▶ [Given exercise]: Extract every line of the records that contains the string "more" and copy each one in full. The match is case-sensitive.

start Dataset

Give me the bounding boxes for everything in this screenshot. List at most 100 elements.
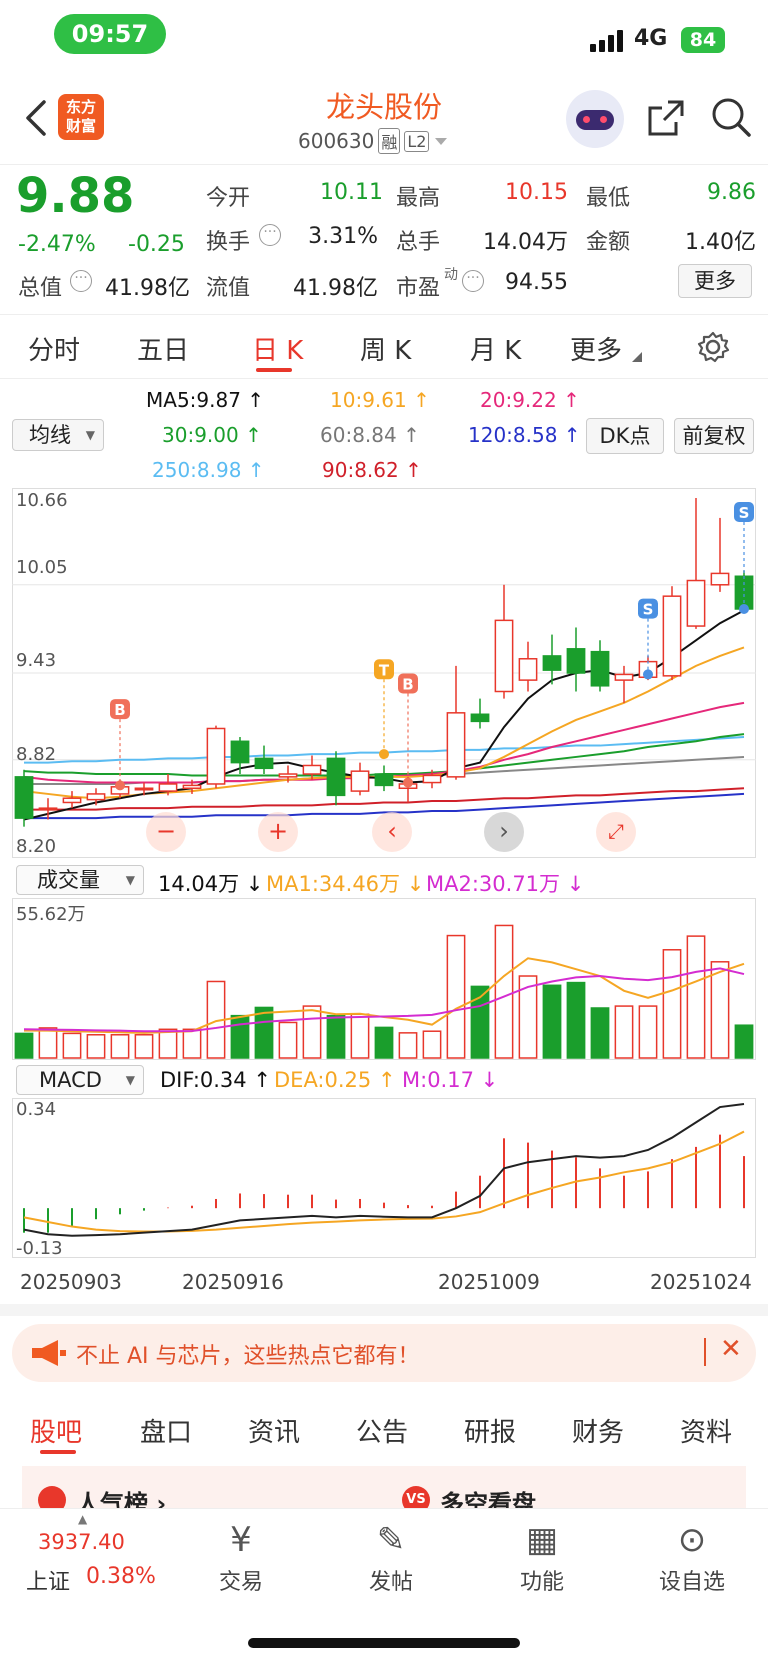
date-label: 20250916	[182, 1270, 284, 1294]
float-value: 41.98亿	[293, 276, 378, 301]
network-type: 4G	[634, 26, 668, 51]
high-value: 10.15	[505, 180, 568, 205]
volume-bar	[374, 1026, 394, 1059]
volume-bar	[446, 934, 466, 1059]
nav-post[interactable]: ✎ 发帖	[331, 1518, 451, 1596]
volume-ma2-line	[23, 967, 745, 1033]
stock-header: 东方 财富 龙头股份 600630 融 L2	[0, 80, 768, 164]
volume-bar	[350, 1013, 370, 1059]
chevron-left-icon[interactable]: ‹	[372, 812, 412, 852]
volume-current: 14.04万 ↓	[158, 872, 264, 896]
candle	[62, 797, 82, 804]
corner-arrow-icon	[632, 352, 642, 362]
stock-name[interactable]: 龙头股份	[234, 84, 534, 126]
macd-dea: DEA:0.25 ↑	[274, 1068, 396, 1092]
volume-bar	[38, 1027, 58, 1059]
macd-dif: DIF:0.34 ↑	[160, 1068, 271, 1092]
promo-banner[interactable]: 不止 AI 与芯片，这些热点它都有！ ✕	[12, 1324, 756, 1382]
adjust-button[interactable]: 前复权	[674, 418, 754, 454]
zoom-out-button[interactable]: −	[146, 812, 186, 852]
macd-chart[interactable]	[12, 1098, 756, 1258]
info-icon[interactable]: ···	[259, 224, 281, 246]
volume-label: 总手	[396, 230, 441, 255]
tab-news[interactable]: 资讯	[248, 1412, 300, 1449]
volume-bar	[542, 984, 562, 1059]
tab-profile[interactable]: 资料	[680, 1412, 732, 1449]
marker-dot	[403, 777, 413, 788]
ma90-line	[24, 787, 745, 811]
low-value: 9.86	[707, 180, 756, 205]
volume-bar	[686, 935, 706, 1059]
indicator-select[interactable]: 均线 ▼	[12, 419, 104, 451]
nav-functions[interactable]: ▦ 功能	[482, 1518, 602, 1596]
tab-more[interactable]: 更多	[570, 330, 622, 367]
tab-indicator	[256, 368, 292, 372]
index-value[interactable]: 3937.40	[38, 1530, 125, 1554]
volume-bar	[110, 1034, 130, 1059]
nav-add-watchlist[interactable]: ⊙ 设自选	[632, 1518, 752, 1596]
candle	[158, 783, 178, 792]
kline-y-tick: 8.82	[16, 744, 57, 765]
kline-chart[interactable]: BTBSS	[12, 488, 756, 858]
stock-code-row[interactable]: 600630 融 L2	[298, 128, 449, 154]
tab-forum[interactable]: 股吧	[30, 1412, 82, 1449]
tab-weekly-k[interactable]: 周 K	[360, 330, 411, 367]
nav-trade[interactable]: ¥ 交易	[181, 1518, 301, 1596]
zoom-in-button[interactable]: +	[258, 812, 298, 852]
volume-chart[interactable]	[12, 898, 756, 1060]
info-icon[interactable]: ···	[462, 270, 484, 292]
volume-bar	[614, 1005, 634, 1059]
chevron-down-icon: ▼	[85, 428, 95, 442]
volume-bar	[710, 961, 730, 1059]
divider	[0, 378, 768, 379]
marker-dot	[379, 749, 389, 760]
logo-line1: 东方	[65, 98, 96, 116]
promo-text: 不止 AI 与芯片，这些热点它都有！	[76, 1344, 420, 1369]
volume-ma2: MA2:30.71万 ↓	[426, 872, 585, 896]
back-icon[interactable]	[24, 98, 48, 138]
candle	[542, 655, 562, 671]
share-icon[interactable]	[646, 98, 686, 138]
margin-badge: 融	[378, 128, 401, 154]
volume-bar	[254, 1006, 274, 1059]
info-icon[interactable]: ···	[70, 270, 92, 292]
candle	[230, 740, 250, 764]
ma120-value: 120:8.58 ↑	[468, 423, 581, 447]
macd-y-max: 0.34	[16, 1099, 57, 1120]
divider	[0, 164, 768, 165]
high-label: 最高	[396, 186, 441, 211]
open-value: 10.11	[320, 180, 383, 205]
mcap-value: 41.98亿	[105, 276, 190, 301]
tab-announcements[interactable]: 公告	[356, 1412, 408, 1449]
chevron-right-icon[interactable]: ›	[484, 812, 524, 852]
dk-point-button[interactable]: DK点	[586, 418, 664, 454]
tab-orderbook[interactable]: 盘口	[140, 1412, 192, 1449]
battery-icon: 84	[681, 27, 725, 53]
app-root: { "status":{"time":"09:57","network":"4G…	[0, 0, 768, 1663]
volume-bar	[278, 1021, 298, 1059]
settings-icon[interactable]	[696, 330, 730, 364]
volume-bar	[14, 1032, 34, 1059]
tab-intraday[interactable]: 分时	[28, 330, 80, 367]
ai-assistant-icon[interactable]	[566, 90, 624, 148]
tab-daily-k[interactable]: 日 K	[252, 330, 303, 367]
fullscreen-icon[interactable]: ⤢	[596, 812, 636, 852]
date-label: 20251009	[438, 1270, 540, 1294]
more-quote-button[interactable]: 更多	[678, 264, 752, 298]
tab-five-day[interactable]: 五日	[137, 330, 189, 367]
ma250-value: 250:8.98 ↑	[152, 458, 265, 482]
battery-level: 84	[689, 29, 717, 51]
macd-select-label: MACD	[39, 1068, 102, 1092]
volume-select-label: 成交量	[37, 868, 100, 892]
tab-monthly-k[interactable]: 月 K	[470, 330, 521, 367]
divider	[0, 314, 768, 315]
volume-select[interactable]: 成交量 ▼	[16, 865, 144, 895]
close-icon[interactable]: ✕	[720, 1334, 742, 1364]
pe-sup: 动	[444, 267, 458, 283]
macd-select[interactable]: MACD ▼	[16, 1065, 144, 1095]
tab-finance[interactable]: 财务	[572, 1412, 624, 1449]
tab-research[interactable]: 研报	[464, 1412, 516, 1449]
candle	[326, 757, 346, 797]
search-icon[interactable]	[710, 96, 752, 138]
nav-label: 交易	[218, 1570, 263, 1595]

end Dataset

▶ [Result]:
tab-more[interactable]: 更多	[570, 330, 622, 367]
more-quote-button[interactable]: 更多	[678, 264, 752, 298]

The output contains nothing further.